## Reading text
The Politics of Constitutionalism
Submitted on : 2008-08-18 06:43:55
What is Mr. Asif Ali Zardari and the PPP up to in relation to the issue of the restoration of the Non-Functional/judges is the million dollar question? To this question, there are various answers given by the Anti-PPP and Pro-restoration groups. Some argue that Mr. Asif Ali Zardari, Mr. Pervez Musharraf and the Americans are part of a deal which involves the retention of Mr. Pervez Musharraf and as a consequence, the non-restoration of the Non-Functional/deposed judges. Others argue that, irrespective of what happens to Mr. Pervez Musharraf in the future, Mr. Asif Ali Zardari does not want to restore the Non-Functional/deposed judges at all because he thinks that the Non-Functional/deposed judges will strike down the National Reconciliation Ordinance, 2007, and deny him the benefits of his alleged ‘corrupt’ practices. The common element in both these answers is that it reduces this political problem i.e. of the restoration of the Non-Functional/deposed judges, to the personality of Mr. Asif Ali Zardari and his personal problems.

## Data supplied

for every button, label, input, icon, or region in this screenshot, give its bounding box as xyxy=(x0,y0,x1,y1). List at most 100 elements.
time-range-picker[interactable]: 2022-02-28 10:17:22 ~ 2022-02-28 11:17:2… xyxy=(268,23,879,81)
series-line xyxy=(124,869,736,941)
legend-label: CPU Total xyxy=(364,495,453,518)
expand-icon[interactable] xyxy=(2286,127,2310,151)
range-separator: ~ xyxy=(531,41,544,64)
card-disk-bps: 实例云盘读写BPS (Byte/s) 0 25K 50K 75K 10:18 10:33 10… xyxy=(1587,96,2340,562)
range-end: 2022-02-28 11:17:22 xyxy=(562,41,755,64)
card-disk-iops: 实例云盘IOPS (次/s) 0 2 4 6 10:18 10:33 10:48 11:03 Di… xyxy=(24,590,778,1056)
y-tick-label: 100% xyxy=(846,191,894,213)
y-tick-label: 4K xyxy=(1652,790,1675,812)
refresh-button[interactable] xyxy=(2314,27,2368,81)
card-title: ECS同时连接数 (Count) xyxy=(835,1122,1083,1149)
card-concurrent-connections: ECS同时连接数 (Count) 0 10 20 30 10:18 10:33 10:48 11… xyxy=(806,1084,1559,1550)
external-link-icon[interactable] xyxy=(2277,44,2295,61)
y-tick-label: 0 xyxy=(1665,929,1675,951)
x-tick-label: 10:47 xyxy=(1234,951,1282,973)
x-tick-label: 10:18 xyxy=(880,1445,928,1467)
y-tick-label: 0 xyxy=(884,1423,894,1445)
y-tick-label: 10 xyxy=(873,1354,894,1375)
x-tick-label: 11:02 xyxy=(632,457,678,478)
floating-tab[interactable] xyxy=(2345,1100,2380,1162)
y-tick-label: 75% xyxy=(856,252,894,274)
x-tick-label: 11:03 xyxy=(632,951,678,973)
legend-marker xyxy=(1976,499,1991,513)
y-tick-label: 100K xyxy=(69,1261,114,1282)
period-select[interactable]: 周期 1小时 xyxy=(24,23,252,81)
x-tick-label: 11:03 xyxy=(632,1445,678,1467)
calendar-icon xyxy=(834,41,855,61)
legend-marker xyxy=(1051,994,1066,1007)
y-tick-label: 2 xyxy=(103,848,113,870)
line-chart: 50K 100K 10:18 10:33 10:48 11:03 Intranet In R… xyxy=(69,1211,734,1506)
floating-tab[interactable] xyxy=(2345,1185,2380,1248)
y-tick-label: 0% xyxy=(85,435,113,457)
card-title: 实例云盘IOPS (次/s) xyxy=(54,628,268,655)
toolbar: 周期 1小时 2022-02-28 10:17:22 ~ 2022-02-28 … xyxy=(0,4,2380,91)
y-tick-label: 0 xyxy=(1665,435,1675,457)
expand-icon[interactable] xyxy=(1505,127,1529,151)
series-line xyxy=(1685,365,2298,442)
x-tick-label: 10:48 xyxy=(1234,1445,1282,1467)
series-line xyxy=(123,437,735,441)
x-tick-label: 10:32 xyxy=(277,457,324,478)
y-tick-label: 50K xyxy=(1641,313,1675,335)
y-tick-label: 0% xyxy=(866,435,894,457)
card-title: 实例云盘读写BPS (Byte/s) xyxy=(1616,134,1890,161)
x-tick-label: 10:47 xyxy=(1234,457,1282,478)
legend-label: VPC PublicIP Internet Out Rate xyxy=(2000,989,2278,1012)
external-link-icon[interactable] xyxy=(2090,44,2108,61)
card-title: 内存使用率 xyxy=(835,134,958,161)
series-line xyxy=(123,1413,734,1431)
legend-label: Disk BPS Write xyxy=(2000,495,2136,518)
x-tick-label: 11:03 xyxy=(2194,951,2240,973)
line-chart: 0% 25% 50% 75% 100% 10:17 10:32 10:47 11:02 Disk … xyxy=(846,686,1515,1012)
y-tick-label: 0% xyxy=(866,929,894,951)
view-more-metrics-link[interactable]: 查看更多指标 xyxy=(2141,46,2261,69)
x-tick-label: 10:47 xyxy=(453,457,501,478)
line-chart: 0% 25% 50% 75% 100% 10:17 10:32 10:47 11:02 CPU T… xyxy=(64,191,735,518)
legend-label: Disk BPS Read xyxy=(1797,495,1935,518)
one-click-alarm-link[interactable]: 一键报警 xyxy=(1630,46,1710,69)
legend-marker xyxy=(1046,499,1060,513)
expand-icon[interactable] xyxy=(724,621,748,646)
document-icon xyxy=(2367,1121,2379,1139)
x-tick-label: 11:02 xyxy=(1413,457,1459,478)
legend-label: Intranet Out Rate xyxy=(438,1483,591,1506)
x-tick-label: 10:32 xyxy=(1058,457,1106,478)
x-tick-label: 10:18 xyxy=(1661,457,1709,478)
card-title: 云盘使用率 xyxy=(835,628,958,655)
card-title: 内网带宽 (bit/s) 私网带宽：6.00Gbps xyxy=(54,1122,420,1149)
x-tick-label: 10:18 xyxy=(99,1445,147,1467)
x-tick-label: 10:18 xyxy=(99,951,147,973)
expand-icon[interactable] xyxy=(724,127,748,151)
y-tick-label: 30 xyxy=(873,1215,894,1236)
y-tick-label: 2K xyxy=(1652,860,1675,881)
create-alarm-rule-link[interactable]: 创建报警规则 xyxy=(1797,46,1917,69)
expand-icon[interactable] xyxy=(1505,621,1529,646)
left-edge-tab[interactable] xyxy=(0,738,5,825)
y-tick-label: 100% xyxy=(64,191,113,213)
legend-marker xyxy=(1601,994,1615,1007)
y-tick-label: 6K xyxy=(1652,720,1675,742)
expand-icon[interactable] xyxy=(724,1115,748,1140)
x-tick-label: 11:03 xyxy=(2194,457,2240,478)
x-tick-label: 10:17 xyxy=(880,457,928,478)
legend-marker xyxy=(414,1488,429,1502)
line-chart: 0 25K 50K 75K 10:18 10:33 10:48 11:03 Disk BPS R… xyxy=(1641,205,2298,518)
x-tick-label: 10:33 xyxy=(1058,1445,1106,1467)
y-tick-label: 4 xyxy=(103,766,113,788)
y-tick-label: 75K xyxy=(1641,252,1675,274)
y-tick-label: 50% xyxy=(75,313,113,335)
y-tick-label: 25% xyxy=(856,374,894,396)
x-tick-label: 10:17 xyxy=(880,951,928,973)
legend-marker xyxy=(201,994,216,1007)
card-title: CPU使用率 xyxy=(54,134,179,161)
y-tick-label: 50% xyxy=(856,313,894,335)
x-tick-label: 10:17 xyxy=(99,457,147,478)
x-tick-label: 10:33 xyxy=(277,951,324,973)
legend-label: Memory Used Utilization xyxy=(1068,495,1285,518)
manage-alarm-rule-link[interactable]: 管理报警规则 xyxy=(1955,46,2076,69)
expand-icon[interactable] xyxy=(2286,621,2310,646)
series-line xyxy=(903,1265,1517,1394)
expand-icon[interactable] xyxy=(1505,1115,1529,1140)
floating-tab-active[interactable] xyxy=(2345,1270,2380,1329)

## Stated task A
According to the first argument in the article on the politics of constitutionalism, which parties are part of the deal? List all of them.
## Stated task B
Reproduce the part of the entries that opens with their first line and closes with the line containing "y-tick-label: 50K xyxy=(1641,313,1675,335)", both ends included.

## Task solution A
- Mr. Asif Ali Zardari
- Mr. Pervez Musharraf
- the Americans

## Task solution B
for every button, label, input, icon, or region in this screenshot, give its bounding box as xyxy=(x0,y0,x1,y1). List at most 100 elements.
time-range-picker[interactable]: 2022-02-28 10:17:22 ~ 2022-02-28 11:17:2… xyxy=(268,23,879,81)
series-line xyxy=(124,869,736,941)
legend-label: CPU Total xyxy=(364,495,453,518)
expand-icon[interactable] xyxy=(2286,127,2310,151)
range-separator: ~ xyxy=(531,41,544,64)
card-disk-bps: 实例云盘读写BPS (Byte/s) 0 25K 50K 75K 10:18 10:33 10… xyxy=(1587,96,2340,562)
range-end: 2022-02-28 11:17:22 xyxy=(562,41,755,64)
card-disk-iops: 实例云盘IOPS (次/s) 0 2 4 6 10:18 10:33 10:48 11:03 Di… xyxy=(24,590,778,1056)
y-tick-label: 100% xyxy=(846,191,894,213)
y-tick-label: 4K xyxy=(1652,790,1675,812)
refresh-button[interactable] xyxy=(2314,27,2368,81)
card-title: ECS同时连接数 (Count) xyxy=(835,1122,1083,1149)
card-concurrent-connections: ECS同时连接数 (Count) 0 10 20 30 10:18 10:33 10:48 11… xyxy=(806,1084,1559,1550)
external-link-icon[interactable] xyxy=(2277,44,2295,61)
y-tick-label: 0 xyxy=(1665,929,1675,951)
x-tick-label: 10:47 xyxy=(1234,951,1282,973)
x-tick-label: 10:18 xyxy=(880,1445,928,1467)
y-tick-label: 0 xyxy=(884,1423,894,1445)
y-tick-label: 10 xyxy=(873,1354,894,1375)
x-tick-label: 11:02 xyxy=(632,457,678,478)
floating-tab[interactable] xyxy=(2345,1100,2380,1162)
y-tick-label: 75% xyxy=(856,252,894,274)
x-tick-label: 11:03 xyxy=(632,951,678,973)
legend-marker xyxy=(1976,499,1991,513)
y-tick-label: 100K xyxy=(69,1261,114,1282)
period-select[interactable]: 周期 1小时 xyxy=(24,23,252,81)
x-tick-label: 11:03 xyxy=(632,1445,678,1467)
calendar-icon xyxy=(834,41,855,61)
legend-marker xyxy=(1051,994,1066,1007)
y-tick-label: 2 xyxy=(103,848,113,870)
line-chart: 50K 100K 10:18 10:33 10:48 11:03 Intranet In R… xyxy=(69,1211,734,1506)
floating-tab[interactable] xyxy=(2345,1185,2380,1248)
y-tick-label: 0% xyxy=(85,435,113,457)
card-title: 实例云盘IOPS (次/s) xyxy=(54,628,268,655)
toolbar: 周期 1小时 2022-02-28 10:17:22 ~ 2022-02-28 … xyxy=(0,4,2380,91)
y-tick-label: 0 xyxy=(1665,435,1675,457)
expand-icon[interactable] xyxy=(1505,127,1529,151)
series-line xyxy=(1685,365,2298,442)
x-tick-label: 10:48 xyxy=(1234,1445,1282,1467)
series-line xyxy=(123,437,735,441)
x-tick-label: 10:32 xyxy=(277,457,324,478)
y-tick-label: 50K xyxy=(1641,313,1675,335)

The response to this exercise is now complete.